Problem set =
1. In the autoencoder homework text below, what other name is given to deconvolutional layers?
2. Write out the autoencoder homework text below word for word, from "Dominik Gaweł" up to and including "the convolutional encoder.".
3. Extend the autoencoder homework text below by writing what follows its final sentence.

Selected excerpt =
####

# Lab 11 - Autoencoders

Dominik Gaweł

[![Open In Colab](https://colab.research.google.com/assets/colab-badge.svg)](https://colab.research.google.com/github/dg7s/Machine-Learning/blob/main/hw/Understanding_Deconvolution_in_Autoencoders.ipynb)
-------------------------------

# **Homework Assignment: Understanding Deconvolution in Autoencoders**
---------------

In class, we worked with autoencoders built from multilayer perceptrons (MLPs). However, encoders are often constructed using convolutional architectures to better capture spatial patterns. In this assignment, you'll explore how the decoder can use deconvolutional (transposed convolution) layers to reverse and mirror the operations performed by the convolutional encoder.

While convolutional encoders are relatively well understood, **decoding (or upsampling) the compressed representation** using **deconvolutional layers** (also known as **transposed convolutions**) often raises questions.

####

Material shown =
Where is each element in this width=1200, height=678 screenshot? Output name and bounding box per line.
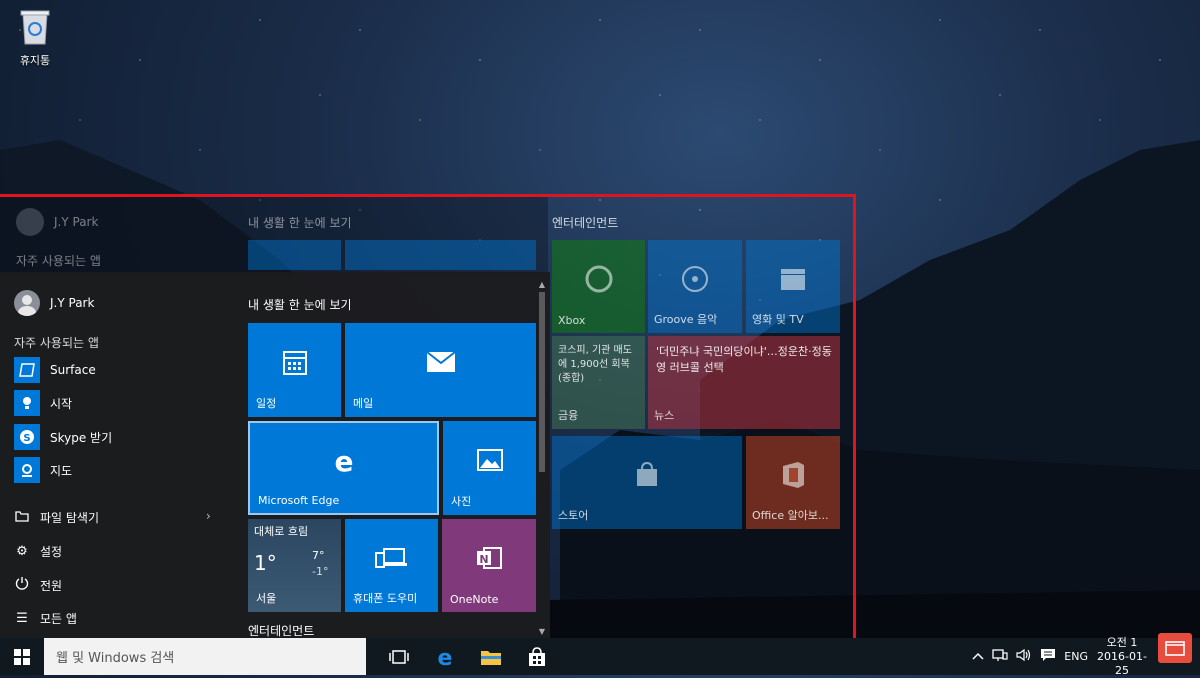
settings-label: 설정 bbox=[40, 545, 63, 559]
mail-icon bbox=[425, 351, 456, 377]
svg-text:e: e bbox=[438, 646, 453, 668]
chevron-up-icon[interactable] bbox=[972, 650, 984, 663]
skype-icon: S bbox=[14, 424, 40, 450]
photos-icon bbox=[476, 449, 503, 475]
taskbar: 웹 및 Windows 검색 e ENG 오전 1 2016-01-25 bbox=[0, 636, 1200, 678]
app-get-started-label: 시작 bbox=[50, 396, 73, 411]
entertainment-group-header: 엔터테인먼트 bbox=[248, 624, 315, 638]
edge-icon: e bbox=[438, 646, 453, 668]
recycle-bin-icon bbox=[20, 10, 50, 45]
calendar-icon bbox=[282, 348, 308, 380]
tile-onenote-label: OneNote bbox=[450, 593, 499, 606]
search-box[interactable]: 웹 및 Windows 검색 bbox=[44, 638, 366, 675]
list-icon: ☰ bbox=[16, 611, 28, 626]
power-label: 전원 bbox=[40, 578, 63, 593]
window-icon bbox=[1165, 641, 1185, 656]
weather-low: -1° bbox=[312, 565, 329, 578]
tile-weather[interactable]: 대체로 흐림 1° 7° -1° 서울 bbox=[248, 519, 341, 612]
scrollbar-thumb[interactable] bbox=[539, 292, 545, 472]
windows-logo-icon bbox=[14, 648, 30, 665]
volume-icon[interactable] bbox=[1016, 648, 1032, 665]
avatar bbox=[14, 290, 40, 316]
folder-icon bbox=[481, 650, 501, 665]
power-icon bbox=[14, 576, 30, 594]
search-placeholder: 웹 및 Windows 검색 bbox=[56, 651, 175, 666]
app-maps[interactable]: 지도 bbox=[14, 457, 72, 483]
taskbar-edge[interactable]: e bbox=[422, 638, 468, 675]
app-get-started[interactable]: 시작 bbox=[14, 390, 72, 416]
svg-text:S: S bbox=[23, 433, 30, 444]
svg-text:N: N bbox=[479, 553, 488, 566]
file-explorer-item[interactable]: 파일 탐색기 bbox=[14, 509, 99, 526]
network-icon[interactable] bbox=[992, 648, 1008, 665]
gear-icon: ⚙ bbox=[16, 544, 28, 559]
app-surface[interactable]: Surface bbox=[14, 357, 96, 383]
file-explorer-label: 파일 탐색기 bbox=[40, 511, 100, 525]
phone-laptop-icon bbox=[374, 547, 409, 573]
chevron-right-icon[interactable]: › bbox=[206, 509, 211, 523]
input-language[interactable]: ENG bbox=[1064, 650, 1088, 663]
tile-calendar[interactable]: 일정 bbox=[248, 323, 341, 417]
weather-high: 7° bbox=[312, 549, 325, 562]
scrollbar[interactable]: ▲ ▼ bbox=[538, 280, 546, 636]
maps-icon bbox=[14, 457, 40, 483]
surface-icon bbox=[14, 357, 40, 383]
weather-condition: 대체로 흐림 bbox=[254, 525, 309, 538]
tile-mail-label: 메일 bbox=[353, 397, 374, 410]
app-skype-label: Skype 받기 bbox=[50, 430, 113, 445]
clock-date: 2016-01-25 bbox=[1097, 649, 1147, 677]
power-item[interactable]: 전원 bbox=[14, 576, 62, 594]
app-skype[interactable]: S Skype 받기 bbox=[14, 424, 112, 450]
start-left-column: J.Y Park 자주 사용되는 앱 Surface 시작 S Skype 받기 bbox=[0, 272, 232, 638]
settings-item[interactable]: ⚙ 설정 bbox=[14, 543, 62, 560]
task-view-icon bbox=[389, 649, 409, 664]
tile-area: 내 생활 한 눈에 보기 일정 메일 e Microsoft Edge 사진 대… bbox=[246, 272, 538, 638]
recycle-bin-label: 휴지통 bbox=[19, 54, 51, 67]
taskbar-file-explorer[interactable] bbox=[468, 638, 514, 675]
tile-edge[interactable]: e Microsoft Edge bbox=[248, 421, 439, 515]
tile-phone-companion[interactable]: 휴대폰 도우미 bbox=[345, 519, 438, 612]
lightbulb-icon bbox=[14, 390, 40, 416]
tile-calendar-label: 일정 bbox=[256, 397, 277, 410]
scroll-up-icon[interactable]: ▲ bbox=[538, 280, 546, 289]
clock-time: 오전 1 bbox=[1106, 635, 1138, 649]
user-account[interactable]: J.Y Park bbox=[14, 290, 94, 316]
frequent-apps-header: 자주 사용되는 앱 bbox=[14, 336, 99, 350]
weather-city: 서울 bbox=[256, 592, 277, 605]
scroll-down-icon[interactable]: ▼ bbox=[538, 627, 546, 636]
store-bag-icon bbox=[529, 646, 545, 666]
task-view-button[interactable] bbox=[376, 638, 422, 675]
clock[interactable]: 오전 1 2016-01-25 bbox=[1096, 636, 1148, 678]
taskbar-store[interactable] bbox=[514, 638, 560, 675]
user-name: J.Y Park bbox=[50, 296, 95, 310]
all-apps-item[interactable]: ☰ 모든 앱 bbox=[14, 610, 77, 627]
recycle-bin[interactable]: 휴지통 bbox=[10, 8, 60, 68]
tile-mail[interactable]: 메일 bbox=[345, 323, 536, 417]
app-maps-label: 지도 bbox=[50, 463, 73, 478]
tile-onenote[interactable]: N OneNote bbox=[442, 519, 536, 612]
all-apps-label: 모든 앱 bbox=[40, 612, 77, 626]
weather-temp: 1° bbox=[254, 551, 277, 575]
action-center-icon[interactable] bbox=[1040, 648, 1056, 665]
app-surface-label: Surface bbox=[50, 363, 96, 377]
tile-phone-label: 휴대폰 도우미 bbox=[353, 592, 418, 605]
tile-photos[interactable]: 사진 bbox=[443, 421, 536, 515]
life-group-header: 내 생활 한 눈에 보기 bbox=[248, 298, 352, 312]
folder-icon bbox=[14, 510, 30, 526]
svg-text:e: e bbox=[334, 448, 353, 474]
start-button[interactable] bbox=[0, 638, 44, 675]
onenote-icon: N bbox=[475, 544, 503, 576]
notification-overlay-button[interactable] bbox=[1158, 633, 1192, 663]
tile-photos-label: 사진 bbox=[451, 495, 472, 508]
start-menu: J.Y Park 자주 사용되는 앱 Surface 시작 S Skype 받기 bbox=[0, 272, 550, 638]
tile-edge-label: Microsoft Edge bbox=[258, 494, 340, 507]
edge-icon: e bbox=[331, 445, 357, 478]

####

Exercise responses =
1. Transposed convolutions.

2.
Dominik Gaweł

[![Open In Colab](https://colab.research.google.com/assets/colab-badge.svg)](https://colab.research.google.com/github/dg7s/Machine-Learning/blob/main/hw/Understanding_Deconvolution_in_Autoencoders.ipynb)
-------------------------------

# **Homework Assignment: Understanding Deconvolution in Autoencoders**
---------------

In class, we worked with autoencoders built from multilayer perceptrons (MLPs). However, encoders are often constructed using convolutional architectures to better capture spatial patterns. In this assignment, you'll explore how the decoder can use deconvolutional (transposed convolution) layers to reverse and mirror the operations performed by the convolutional encoder.

3.
This assignment is particularly relevant because deconvolution is a core component of the U-Net architecture, a prominent neural network used extensively in image segmentation tasks.

Your main objective is to deeply understand **how transposed convolution layers work**, and explain them in both words and visuals.


## **The Objective**

Understand and clearly explain how **transposed convolutions** work. Use 2D transposed convolutions and a small grid of 2D points as a working example.

You may need to do some additional reading to complete this assignment.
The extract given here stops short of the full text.